## [To do]
Take down each entry exactly as written.

## [Provided entries]
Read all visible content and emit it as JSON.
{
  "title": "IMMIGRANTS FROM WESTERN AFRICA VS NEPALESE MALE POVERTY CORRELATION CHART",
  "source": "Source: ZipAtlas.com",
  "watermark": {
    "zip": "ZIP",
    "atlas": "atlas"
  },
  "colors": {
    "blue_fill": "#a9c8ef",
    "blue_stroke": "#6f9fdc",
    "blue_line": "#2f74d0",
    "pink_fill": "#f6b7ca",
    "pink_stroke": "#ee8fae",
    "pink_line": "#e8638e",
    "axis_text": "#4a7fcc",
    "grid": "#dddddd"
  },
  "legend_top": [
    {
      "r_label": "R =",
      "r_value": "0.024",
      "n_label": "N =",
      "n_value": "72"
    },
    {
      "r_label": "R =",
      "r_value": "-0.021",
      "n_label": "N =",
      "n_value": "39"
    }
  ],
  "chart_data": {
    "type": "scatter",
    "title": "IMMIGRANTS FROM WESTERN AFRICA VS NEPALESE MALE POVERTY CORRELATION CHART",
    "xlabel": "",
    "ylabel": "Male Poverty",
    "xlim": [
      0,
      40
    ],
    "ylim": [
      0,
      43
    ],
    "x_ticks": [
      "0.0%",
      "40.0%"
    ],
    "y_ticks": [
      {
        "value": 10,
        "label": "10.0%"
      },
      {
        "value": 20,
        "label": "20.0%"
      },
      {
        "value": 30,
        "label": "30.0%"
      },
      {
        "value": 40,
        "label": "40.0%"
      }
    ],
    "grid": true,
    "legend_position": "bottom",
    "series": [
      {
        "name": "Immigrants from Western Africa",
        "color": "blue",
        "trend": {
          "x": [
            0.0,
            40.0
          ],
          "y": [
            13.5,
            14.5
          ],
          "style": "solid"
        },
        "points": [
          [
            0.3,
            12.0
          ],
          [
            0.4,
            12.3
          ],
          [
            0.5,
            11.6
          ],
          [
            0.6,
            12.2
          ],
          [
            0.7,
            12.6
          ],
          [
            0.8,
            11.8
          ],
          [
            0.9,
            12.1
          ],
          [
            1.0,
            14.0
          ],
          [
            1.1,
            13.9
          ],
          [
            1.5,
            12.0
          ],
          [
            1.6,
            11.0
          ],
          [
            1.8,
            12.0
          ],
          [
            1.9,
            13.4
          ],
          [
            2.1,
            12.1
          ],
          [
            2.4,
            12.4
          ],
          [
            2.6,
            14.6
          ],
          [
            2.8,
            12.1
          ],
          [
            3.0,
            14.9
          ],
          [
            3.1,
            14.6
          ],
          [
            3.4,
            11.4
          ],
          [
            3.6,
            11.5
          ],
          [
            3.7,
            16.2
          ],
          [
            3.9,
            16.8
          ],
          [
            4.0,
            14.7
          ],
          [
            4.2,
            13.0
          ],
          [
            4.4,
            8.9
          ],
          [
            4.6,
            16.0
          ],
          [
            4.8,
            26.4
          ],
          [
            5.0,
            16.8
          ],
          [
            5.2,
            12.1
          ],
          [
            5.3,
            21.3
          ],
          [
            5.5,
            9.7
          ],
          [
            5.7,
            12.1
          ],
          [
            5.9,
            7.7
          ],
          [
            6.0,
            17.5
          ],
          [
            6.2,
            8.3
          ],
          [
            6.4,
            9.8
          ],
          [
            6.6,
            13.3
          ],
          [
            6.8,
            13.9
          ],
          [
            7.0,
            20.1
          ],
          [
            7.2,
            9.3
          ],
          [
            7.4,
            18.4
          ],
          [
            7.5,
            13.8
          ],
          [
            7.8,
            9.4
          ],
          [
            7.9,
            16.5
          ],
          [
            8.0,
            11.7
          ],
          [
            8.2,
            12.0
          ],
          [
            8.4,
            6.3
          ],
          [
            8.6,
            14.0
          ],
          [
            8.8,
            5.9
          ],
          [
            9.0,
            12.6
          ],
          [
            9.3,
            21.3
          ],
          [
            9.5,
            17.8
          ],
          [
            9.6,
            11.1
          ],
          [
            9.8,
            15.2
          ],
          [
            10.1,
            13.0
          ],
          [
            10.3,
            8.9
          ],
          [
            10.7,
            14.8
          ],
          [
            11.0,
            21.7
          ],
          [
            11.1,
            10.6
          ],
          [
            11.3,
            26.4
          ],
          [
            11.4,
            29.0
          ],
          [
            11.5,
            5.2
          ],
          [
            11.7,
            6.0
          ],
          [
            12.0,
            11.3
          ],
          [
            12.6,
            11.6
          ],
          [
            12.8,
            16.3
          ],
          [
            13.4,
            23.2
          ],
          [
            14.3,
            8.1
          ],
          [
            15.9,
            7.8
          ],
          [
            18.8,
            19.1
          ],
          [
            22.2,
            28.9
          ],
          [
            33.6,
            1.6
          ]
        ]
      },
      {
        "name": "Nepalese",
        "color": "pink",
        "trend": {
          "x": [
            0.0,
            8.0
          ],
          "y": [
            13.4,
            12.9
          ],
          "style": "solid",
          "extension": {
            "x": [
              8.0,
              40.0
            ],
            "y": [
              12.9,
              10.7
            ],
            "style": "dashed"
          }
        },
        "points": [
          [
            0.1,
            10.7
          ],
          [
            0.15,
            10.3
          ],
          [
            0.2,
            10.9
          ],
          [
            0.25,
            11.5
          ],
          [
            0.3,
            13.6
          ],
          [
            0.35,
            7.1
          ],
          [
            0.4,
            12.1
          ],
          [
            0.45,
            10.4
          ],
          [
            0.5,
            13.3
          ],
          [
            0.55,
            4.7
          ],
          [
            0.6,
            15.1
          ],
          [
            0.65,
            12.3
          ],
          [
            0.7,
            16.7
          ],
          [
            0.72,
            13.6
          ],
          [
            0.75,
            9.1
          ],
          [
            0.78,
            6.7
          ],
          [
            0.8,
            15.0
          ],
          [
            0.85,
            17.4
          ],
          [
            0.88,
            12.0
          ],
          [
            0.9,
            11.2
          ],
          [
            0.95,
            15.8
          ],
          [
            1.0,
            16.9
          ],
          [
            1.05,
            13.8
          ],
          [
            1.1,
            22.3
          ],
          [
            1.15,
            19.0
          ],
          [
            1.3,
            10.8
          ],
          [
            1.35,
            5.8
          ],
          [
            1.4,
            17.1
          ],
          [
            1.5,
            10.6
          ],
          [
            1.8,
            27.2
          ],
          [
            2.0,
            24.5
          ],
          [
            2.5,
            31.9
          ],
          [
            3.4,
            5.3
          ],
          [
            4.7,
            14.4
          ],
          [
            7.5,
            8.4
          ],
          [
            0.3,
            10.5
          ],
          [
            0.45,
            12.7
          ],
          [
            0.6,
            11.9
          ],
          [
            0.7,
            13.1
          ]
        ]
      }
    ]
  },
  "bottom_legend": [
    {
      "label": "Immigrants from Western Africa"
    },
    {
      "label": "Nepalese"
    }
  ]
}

## [Finished task]
Read all visible content and emit it as JSON.
{
  "title": "IMMIGRANTS FROM WESTERN AFRICA VS NEPALESE MALE POVERTY CORRELATION CHART",
  "source": "Source: ZipAtlas.com",
  "watermark": {
    "zip": "ZIP",
    "atlas": "atlas"
  },
  "colors": {
    "blue_fill": "#a9c8ef",
    "blue_stroke": "#6f9fdc",
    "blue_line": "#2f74d0",
    "pink_fill": "#f6b7ca",
    "pink_stroke": "#ee8fae",
    "pink_line": "#e8638e",
    "axis_text": "#4a7fcc",
    "grid": "#dddddd"
  },
  "legend_top": [
    {
      "r_label": "R =",
      "r_value": "0.024",
      "n_label": "N =",
      "n_value": "72"
    },
    {
      "r_label": "R =",
      "r_value": "-0.021",
      "n_label": "N =",
      "n_value": "39"
    }
  ],
  "chart_data": {
    "type": "scatter",
    "title": "IMMIGRANTS FROM WESTERN AFRICA VS NEPALESE MALE POVERTY CORRELATION CHART",
    "xlabel": "",
    "ylabel": "Male Poverty",
    "xlim": [
      0,
      40
    ],
    "ylim": [
      0,
      43
    ],
    "x_ticks": [
      "0.0%",
      "40.0%"
    ],
    "y_ticks": [
      {
        "value": 10,
        "label": "10.0%"
      },
      {
        "value": 20,
        "label": "20.0%"
      },
      {
        "value": 30,
        "label": "30.0%"
      },
      {
        "value": 40,
        "label": "40.0%"
      }
    ],
    "grid": true,
    "legend_position": "bottom",
    "series": [
      {
        "name": "Immigrants from Western Africa",
        "color": "blue",
        "trend": {
          "x": [
            0.0,
            40.0
          ],
          "y": [
            13.5,
            14.5
          ],
          "style": "solid"
        },
        "points": [
          [
            0.3,
            12.0
          ],
          [
            0.4,
            12.3
          ],
          [
            0.5,
            11.6
          ],
          [
            0.6,
            12.2
          ],
          [
            0.7,
            12.6
          ],
          [
            0.8,
            11.8
          ],
          [
            0.9,
            12.1
          ],
          [
            1.0,
            14.0
          ],
          [
            1.1,
            13.9
          ],
          [
            1.5,
            12.0
          ],
          [
            1.6,
            11.0
          ],
          [
            1.8,
            12.0
          ],
          [
            1.9,
            13.4
          ],
          [
            2.1,
            12.1
          ],
          [
            2.4,
            12.4
          ],
          [
            2.6,
            14.6
          ],
          [
            2.8,
            12.1
          ],
          [
            3.0,
            14.9
          ],
          [
            3.1,
            14.6
          ],
          [
            3.4,
            11.4
          ],
          [
            3.6,
            11.5
          ],
          [
            3.7,
            16.2
          ],
          [
            3.9,
            16.8
          ],
          [
            4.0,
            14.7
          ],
          [
            4.2,
            13.0
          ],
          [
            4.4,
            8.9
          ],
          [
            4.6,
            16.0
          ],
          [
            4.8,
            26.4
          ],
          [
            5.0,
            16.8
          ],
          [
            5.2,
            12.1
          ],
          [
            5.3,
            21.3
          ],
          [
            5.5,
            9.7
          ],
          [
            5.7,
            12.1
          ],
          [
            5.9,
            7.7
          ],
          [
            6.0,
            17.5
          ],
          [
            6.2,
            8.3
          ],
          [
            6.4,
            9.8
          ],
          [
            6.6,
            13.3
          ],
          [
            6.8,
            13.9
          ],
          [
            7.0,
            20.1
          ],
          [
            7.2,
            9.3
          ],
          [
            7.4,
            18.4
          ],
          [
            7.5,
            13.8
          ],
          [
            7.8,
            9.4
          ],
          [
            7.9,
            16.5
          ],
          [
            8.0,
            11.7
          ],
          [
            8.2,
            12.0
          ],
          [
            8.4,
            6.3
          ],
          [
            8.6,
            14.0
          ],
          [
            8.8,
            5.9
          ],
          [
            9.0,
            12.6
          ],
          [
            9.3,
            21.3
          ],
          [
            9.5,
            17.8
          ],
          [
            9.6,
            11.1
          ],
          [
            9.8,
            15.2
          ],
          [
            10.1,
            13.0
          ],
          [
            10.3,
            8.9
          ],
          [
            10.7,
            14.8
          ],
          [
            11.0,
            21.7
          ],
          [
            11.1,
            10.6
          ],
          [
            11.3,
            26.4
          ],
          [
            11.4,
            29.0
          ],
          [
            11.5,
            5.2
          ],
          [
            11.7,
            6.0
          ],
          [
            12.0,
            11.3
          ],
          [
            12.6,
            11.6
          ],
          [
            12.8,
            16.3
          ],
          [
            13.4,
            23.2
          ],
          [
            14.3,
            8.1
          ],
          [
            15.9,
            7.8
          ],
          [
            18.8,
            19.1
          ],
          [
            22.2,
            28.9
          ],
          [
            33.6,
            1.6
          ]
        ]
      },
      {
        "name": "Nepalese",
        "color": "pink",
        "trend": {
          "x": [
            0.0,
            8.0
          ],
          "y": [
            13.4,
            12.9
          ],
          "style": "solid",
          "extension": {
            "x": [
              8.0,
              40.0
            ],
            "y": [
              12.9,
              10.7
            ],
            "style": "dashed"
          }
        },
        "points": [
          [
            0.1,
            10.7
          ],
          [
            0.15,
            10.3
          ],
          [
            0.2,
            10.9
          ],
          [
            0.25,
            11.5
          ],
          [
            0.3,
            13.6
          ],
          [
            0.35,
            7.1
          ],
          [
            0.4,
            12.1
          ],
          [
            0.45,
            10.4
          ],
          [
            0.5,
            13.3
          ],
          [
            0.55,
            4.7
          ],
          [
            0.6,
            15.1
          ],
          [
            0.65,
            12.3
          ],
          [
            0.7,
            16.7
          ],
          [
            0.72,
            13.6
          ],
          [
            0.75,
            9.1
          ],
          [
            0.78,
            6.7
          ],
          [
            0.8,
            15.0
          ],
          [
            0.85,
            17.4
          ],
          [
            0.88,
            12.0
          ],
          [
            0.9,
            11.2
          ],
          [
            0.95,
            15.8
          ],
          [
            1.0,
            16.9
          ],
          [
            1.05,
            13.8
          ],
          [
            1.1,
            22.3
          ],
          [
            1.15,
            19.0
          ],
          [
            1.3,
            10.8
          ],
          [
            1.35,
            5.8
          ],
          [
            1.4,
            17.1
          ],
          [
            1.5,
            10.6
          ],
          [
            1.8,
            27.2
          ],
          [
            2.0,
            24.5
          ],
          [
            2.5,
            31.9
          ],
          [
            3.4,
            5.3
          ],
          [
            4.7,
            14.4
          ],
          [
            7.5,
            8.4
          ],
          [
            0.3,
            10.5
          ],
          [
            0.45,
            12.7
          ],
          [
            0.6,
            11.9
          ],
          [
            0.7,
            13.1
          ]
        ]
      }
    ]
  },
  "bottom_legend": [
    {
      "label": "Immigrants from Western Africa"
    },
    {
      "label": "Nepalese"
    }
  ]
}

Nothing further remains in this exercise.